◆ **SHORT EXERCISE**
Repeat every line of the data exactly, but not the pictures.

◆ **DATA ROWS**
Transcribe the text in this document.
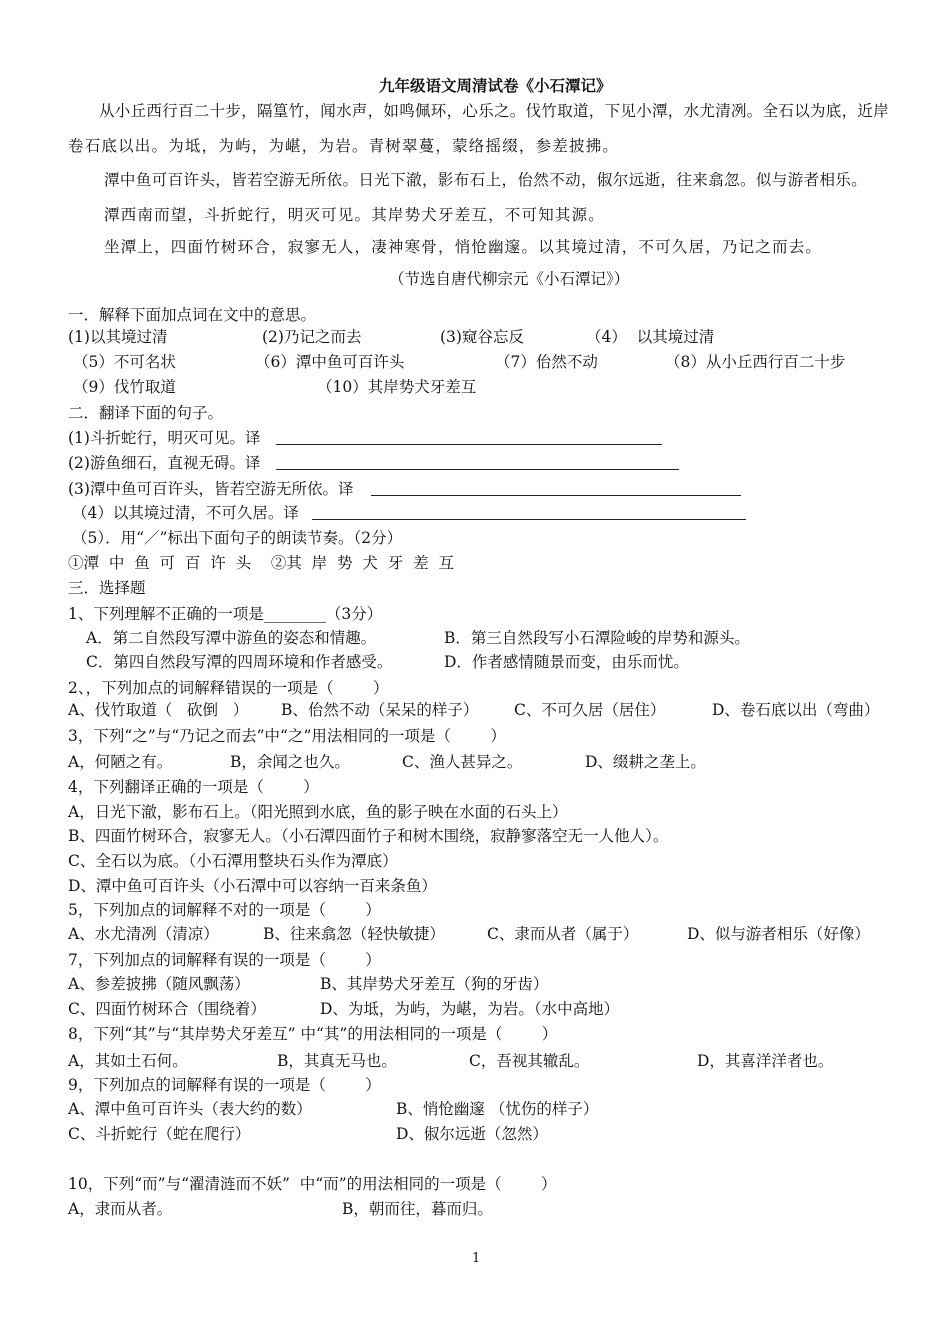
九年级语文周清试卷《小石潭记》
从小丘西行百二十步，隔篁竹，闻水声，如鸣佩环，心乐之。伐竹取道，下见小潭，水尤清冽。全石以为底，近岸
卷石底以出。为坻，为屿，为嵁，为岩。青树翠蔓，蒙络摇缀，参差披拂。
潭中鱼可百许头，皆若空游无所依。日光下澈，影布石上，佁然不动，俶尔远逝，往来翕忽。似与游者相乐。
潭西南而望，斗折蛇行，明灭可见。其岸势犬牙差互，不可知其源。
坐潭上，四面竹树环合，寂寥无人，凄神寒骨，悄怆幽邃。以其境过清，不可久居，乃记之而去。
（节选自唐代柳宗元《小石潭记》）
一．解释下面加点词在文中的意思。
(1)以其境过清	(2)乃记之而去	(3)窥谷忘反	（4）  以其境过清
（5）不可名状	（6）潭中鱼可百许头	（7）佁然不动	（8）从小丘西行百二十步
（9）伐竹取道	（10）其岸势犬牙差互
二．翻译下面的句子。
(1)斗折蛇行，明灭可见。译
(2)游鱼细石，直视无碍。译
(3)潭中鱼可百许头，皆若空游无所依。译
（4）以其境过清，不可久居。译
（5）．用“／”标出下面句子的朗读节奏。（2分）
①潭  中  鱼  可  百  许  头    ②其  岸  势  犬  牙  差  互
三．选择题
1、下列理解不正确的一项是________（3分）
A．第二自然段写潭中游鱼的姿态和情趣。	B．第三自然段写小石潭险峻的岸势和源头。
C．第四自然段写潭的四周环境和作者感受。	D．作者感情随景而变，由乐而忧。
2、，下列加点的词解释错误的一项是（        ）
A、伐竹取道（   砍倒   ） B、佁然不动（呆呆的样子） C、不可久居（居住）	D、卷石底以出（弯曲）
3，下列“之”与“乃记之而去”中“之”用法相同的一项是（        ）
A，何陋之有。	B，余闻之也久。	C、渔人甚异之。	D、缀耕之垄上。
4，下列翻译正确的一项是（        ）
A，日光下澈，影布石上。（阳光照到水底，鱼的影子映在水面的石头上）
B、四面竹树环合，寂寥无人。（小石潭四面竹子和树木围绕，寂静寥落空无一人他人）。
C、全石以为底。（小石潭用整块石头作为潭底）
D、潭中鱼可百许头（小石潭中可以容纳一百来条鱼）
5，下列加点的词解释不对的一项是（        ）
A、水尤清冽（清凉）	B、往来翕忽（轻快敏捷）	C、隶而从者（属于）	D、似与游者相乐（好像）
7，下列加点的词解释有误的一项是（        ）
A、参差披拂（随风飘荡）	B、其岸势犬牙差互（狗的牙齿）
C、四面竹树环合（围绕着）	D、为坻，为屿，为嵁，为岩。（水中高地）
8，下列“其”与“其岸势犬牙差互” 中“其”的用法相同的一项是（        ）
A，其如土石何。	B，其真无马也。	C，吾视其辙乱。	D，其喜洋洋者也。
9，下列加点的词解释有误的一项是（        ）
A、潭中鱼可百许头（表大约的数）	B、悄怆幽邃 （忧伤的样子）
C、斗折蛇行（蛇在爬行）	D、俶尔远逝（忽然）
10，下列“而”与“濯清涟而不妖”  中“而”的用法相同的一项是（        ）
A，隶而从者。	B，朝而往，暮而归。
1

◆ **FULL SOLUTION**
Transcribe the text in this document.
九年级语文周清试卷《小石潭记》
从小丘西行百二十步，隔篁竹，闻水声，如鸣佩环，心乐之。伐竹取道，下见小潭，水尤清冽。全石以为底，近岸
卷石底以出。为坻，为屿，为嵁，为岩。青树翠蔓，蒙络摇缀，参差披拂。
潭中鱼可百许头，皆若空游无所依。日光下澈，影布石上，佁然不动，俶尔远逝，往来翕忽。似与游者相乐。
潭西南而望，斗折蛇行，明灭可见。其岸势犬牙差互，不可知其源。
坐潭上，四面竹树环合，寂寥无人，凄神寒骨，悄怆幽邃。以其境过清，不可久居，乃记之而去。
（节选自唐代柳宗元《小石潭记》）
一．解释下面加点词在文中的意思。
(1)以其境过清	(2)乃记之而去	(3)窥谷忘反	（4）  以其境过清
（5）不可名状	（6）潭中鱼可百许头	（7）佁然不动	（8）从小丘西行百二十步
（9）伐竹取道	（10）其岸势犬牙差互
二．翻译下面的句子。
(1)斗折蛇行，明灭可见。译
(2)游鱼细石，直视无碍。译
(3)潭中鱼可百许头，皆若空游无所依。译
（4）以其境过清，不可久居。译
（5）．用“／”标出下面句子的朗读节奏。（2分）
①潭  中  鱼  可  百  许  头    ②其  岸  势  犬  牙  差  互
三．选择题
1、下列理解不正确的一项是________（3分）
A．第二自然段写潭中游鱼的姿态和情趣。	B．第三自然段写小石潭险峻的岸势和源头。
C．第四自然段写潭的四周环境和作者感受。	D．作者感情随景而变，由乐而忧。
2、，下列加点的词解释错误的一项是（        ）
A、伐竹取道（   砍倒   ） B、佁然不动（呆呆的样子） C、不可久居（居住）	D、卷石底以出（弯曲）
3，下列“之”与“乃记之而去”中“之”用法相同的一项是（        ）
A，何陋之有。	B，余闻之也久。	C、渔人甚异之。	D、缀耕之垄上。
4，下列翻译正确的一项是（        ）
A，日光下澈，影布石上。（阳光照到水底，鱼的影子映在水面的石头上）
B、四面竹树环合，寂寥无人。（小石潭四面竹子和树木围绕，寂静寥落空无一人他人）。
C、全石以为底。（小石潭用整块石头作为潭底）
D、潭中鱼可百许头（小石潭中可以容纳一百来条鱼）
5，下列加点的词解释不对的一项是（        ）
A、水尤清冽（清凉）	B、往来翕忽（轻快敏捷）	C、隶而从者（属于）	D、似与游者相乐（好像）
7，下列加点的词解释有误的一项是（        ）
A、参差披拂（随风飘荡）	B、其岸势犬牙差互（狗的牙齿）
C、四面竹树环合（围绕着）	D、为坻，为屿，为嵁，为岩。（水中高地）
8，下列“其”与“其岸势犬牙差互” 中“其”的用法相同的一项是（        ）
A，其如土石何。	B，其真无马也。	C，吾视其辙乱。	D，其喜洋洋者也。
9，下列加点的词解释有误的一项是（        ）
A、潭中鱼可百许头（表大约的数）	B、悄怆幽邃 （忧伤的样子）
C、斗折蛇行（蛇在爬行）	D、俶尔远逝（忽然）
10，下列“而”与“濯清涟而不妖”  中“而”的用法相同的一项是（        ）
A，隶而从者。	B，朝而往，暮而归。
1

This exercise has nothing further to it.